* **Requirements**
Give the listing again character for character, but drop the images.

* **Supplied material**
● ● ● ● ●

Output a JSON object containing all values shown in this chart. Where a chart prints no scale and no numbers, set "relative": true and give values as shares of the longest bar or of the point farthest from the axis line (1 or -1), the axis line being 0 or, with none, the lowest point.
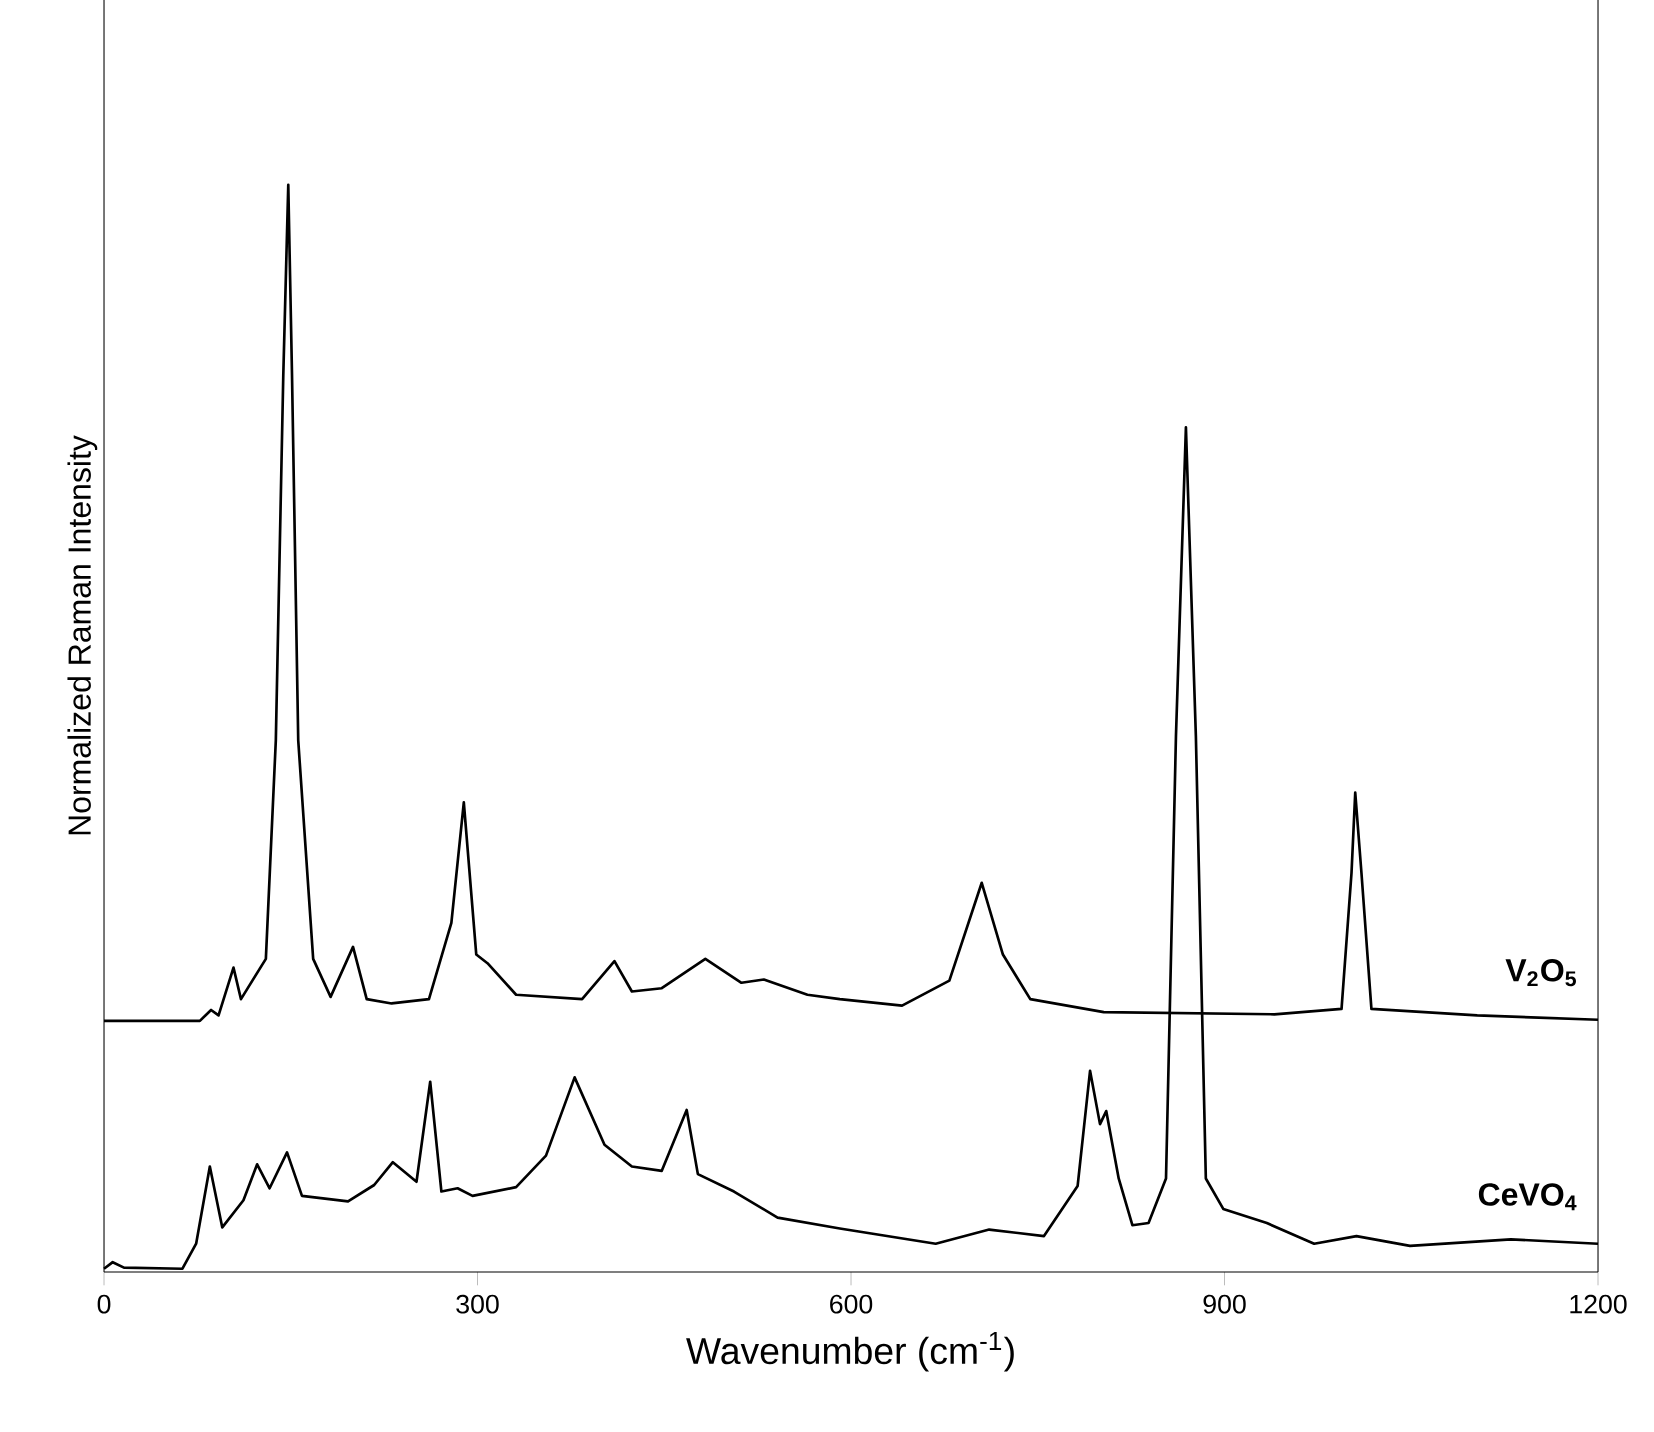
{
  "chart_data": {
    "type": "line",
    "relative": true,
    "xlabel": "Wavenumber (cm$^{-1}$)",
    "ylabel": "Normalized Raman Intensity",
    "xlim": [
      0,
      1200
    ],
    "xticks": [
      0,
      300,
      600,
      900,
      1200
    ],
    "tick_labels": "x",
    "line_style": "solid",
    "series": [
      {
        "name": "V$_{2}$O$_{5}$",
        "color": "#000000",
        "x": [
          0,
          40,
          77,
          86,
          92,
          104,
          110,
          130,
          138,
          144,
          148,
          151,
          156,
          168,
          182,
          200,
          211,
          231,
          261,
          279,
          289,
          299,
          308,
          331,
          384,
          410,
          424,
          448,
          483,
          512,
          530,
          565,
          591,
          641,
          679,
          705,
          722,
          744,
          803,
          940,
          994,
          1002,
          1005,
          1010,
          1018,
          1103,
          1200
        ],
        "values": [
          0.231,
          0.231,
          0.231,
          0.241,
          0.236,
          0.28,
          0.251,
          0.288,
          0.489,
          0.825,
          1.0,
          0.825,
          0.489,
          0.288,
          0.253,
          0.299,
          0.251,
          0.247,
          0.251,
          0.321,
          0.432,
          0.292,
          0.284,
          0.255,
          0.251,
          0.286,
          0.258,
          0.261,
          0.288,
          0.266,
          0.269,
          0.255,
          0.251,
          0.245,
          0.268,
          0.358,
          0.292,
          0.251,
          0.239,
          0.237,
          0.242,
          0.367,
          0.441,
          0.367,
          0.242,
          0.236,
          0.232
        ]
      },
      {
        "name": "CeVO$_{4}$",
        "color": "#000000",
        "x": [
          0,
          7,
          16,
          63,
          74,
          85,
          95,
          112,
          123,
          133,
          147,
          159,
          196,
          217,
          232,
          251,
          262,
          271,
          284,
          296,
          331,
          355,
          378,
          402,
          424,
          448,
          468,
          477,
          506,
          541,
          591,
          668,
          711,
          755,
          782,
          792,
          800,
          805,
          815,
          826,
          839,
          853,
          861,
          869,
          877,
          885,
          899,
          934,
          972,
          1006,
          1049,
          1130,
          1200
        ],
        "values": [
          0.003,
          0.009,
          0.004,
          0.003,
          0.026,
          0.097,
          0.041,
          0.066,
          0.099,
          0.077,
          0.11,
          0.07,
          0.065,
          0.08,
          0.101,
          0.083,
          0.175,
          0.074,
          0.077,
          0.07,
          0.078,
          0.107,
          0.179,
          0.117,
          0.097,
          0.093,
          0.149,
          0.09,
          0.074,
          0.05,
          0.04,
          0.026,
          0.039,
          0.033,
          0.079,
          0.185,
          0.136,
          0.148,
          0.086,
          0.043,
          0.045,
          0.086,
          0.493,
          0.777,
          0.493,
          0.086,
          0.058,
          0.045,
          0.026,
          0.033,
          0.024,
          0.03,
          0.026
        ]
      }
    ]
  }
}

● ● ● ● ●

* **Result below**
Output a JSON object containing all values shown in this chart. Where a chart prints no scale and no numbers, set "relative": true and give values as shares of the longest bar or of the point farthest from the axis line (1 or -1), the axis line being 0 or, with none, the lowest point.
{
  "chart_data": {
    "type": "line",
    "relative": true,
    "xlabel": "Wavenumber (cm$^{-1}$)",
    "ylabel": "Normalized Raman Intensity",
    "xlim": [
      0,
      1200
    ],
    "xticks": [
      0,
      300,
      600,
      900,
      1200
    ],
    "tick_labels": "x",
    "line_style": "solid",
    "series": [
      {
        "name": "V$_{2}$O$_{5}$",
        "color": "#000000",
        "x": [
          0,
          40,
          77,
          86,
          92,
          104,
          110,
          130,
          138,
          144,
          148,
          151,
          156,
          168,
          182,
          200,
          211,
          231,
          261,
          279,
          289,
          299,
          308,
          331,
          384,
          410,
          424,
          448,
          483,
          512,
          530,
          565,
          591,
          641,
          679,
          705,
          722,
          744,
          803,
          940,
          994,
          1002,
          1005,
          1010,
          1018,
          1103,
          1200
        ],
        "values": [
          0.231,
          0.231,
          0.231,
          0.241,
          0.236,
          0.28,
          0.251,
          0.288,
          0.489,
          0.825,
          1.0,
          0.825,
          0.489,
          0.288,
          0.253,
          0.299,
          0.251,
          0.247,
          0.251,
          0.321,
          0.432,
          0.292,
          0.284,
          0.255,
          0.251,
          0.286,
          0.258,
          0.261,
          0.288,
          0.266,
          0.269,
          0.255,
          0.251,
          0.245,
          0.268,
          0.358,
          0.292,
          0.251,
          0.239,
          0.237,
          0.242,
          0.367,
          0.441,
          0.367,
          0.242,
          0.236,
          0.232
        ]
      },
      {
        "name": "CeVO$_{4}$",
        "color": "#000000",
        "x": [
          0,
          7,
          16,
          63,
          74,
          85,
          95,
          112,
          123,
          133,
          147,
          159,
          196,
          217,
          232,
          251,
          262,
          271,
          284,
          296,
          331,
          355,
          378,
          402,
          424,
          448,
          468,
          477,
          506,
          541,
          591,
          668,
          711,
          755,
          782,
          792,
          800,
          805,
          815,
          826,
          839,
          853,
          861,
          869,
          877,
          885,
          899,
          934,
          972,
          1006,
          1049,
          1130,
          1200
        ],
        "values": [
          0.003,
          0.009,
          0.004,
          0.003,
          0.026,
          0.097,
          0.041,
          0.066,
          0.099,
          0.077,
          0.11,
          0.07,
          0.065,
          0.08,
          0.101,
          0.083,
          0.175,
          0.074,
          0.077,
          0.07,
          0.078,
          0.107,
          0.179,
          0.117,
          0.097,
          0.093,
          0.149,
          0.09,
          0.074,
          0.05,
          0.04,
          0.026,
          0.039,
          0.033,
          0.079,
          0.185,
          0.136,
          0.148,
          0.086,
          0.043,
          0.045,
          0.086,
          0.493,
          0.777,
          0.493,
          0.086,
          0.058,
          0.045,
          0.026,
          0.033,
          0.024,
          0.03,
          0.026
        ]
      }
    ]
  }
}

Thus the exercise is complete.